Omit all pictures, then retype the data exactly as given.

# # # # # # #

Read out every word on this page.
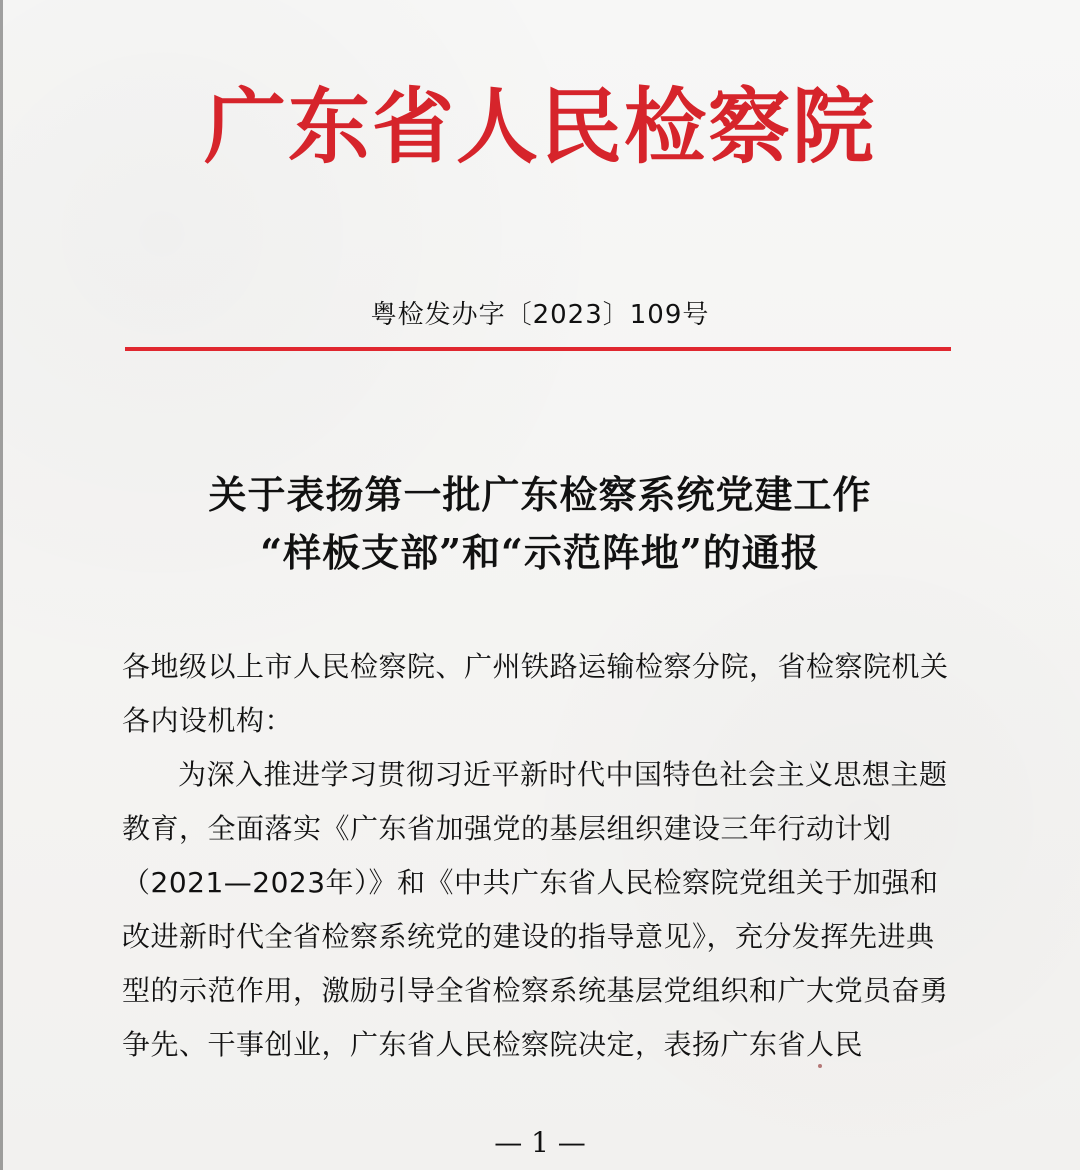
广东省人民检察院
粤检发办字〔2023〕109号
关于表扬第一批广东检察系统党建工作
“样板支部”和“示范阵地”的通报

各地级以上市人民检察院、广州铁路运输检察分院，省检察院机关各内设机构：

为深入推进学习贯彻习近平新时代中国特色社会主义思想主题教育，全面落实《广东省加强党的基层组织建设三年行动计划（2021—2023年）》和《中共广东省人民检察院党组关于加强和改进新时代全省检察系统党的建设的指导意见》，充分发挥先进典型的示范作用，激励引导全省检察系统基层党组织和广大党员奋勇争先、干事创业，广东省人民检察院决定，表扬广东省人民

— 1 —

# # # # # # #

◆ The response
Read out every word on this page.
广东省人民检察院
粤检发办字〔2023〕109号
关于表扬第一批广东检察系统党建工作
“样板支部”和“示范阵地”的通报

各地级以上市人民检察院、广州铁路运输检察分院，省检察院机关各内设机构：

为深入推进学习贯彻习近平新时代中国特色社会主义思想主题教育，全面落实《广东省加强党的基层组织建设三年行动计划（2021—2023年）》和《中共广东省人民检察院党组关于加强和改进新时代全省检察系统党的建设的指导意见》，充分发挥先进典型的示范作用，激励引导全省检察系统基层党组织和广大党员奋勇争先、干事创业，广东省人民检察院决定，表扬广东省人民

— 1 —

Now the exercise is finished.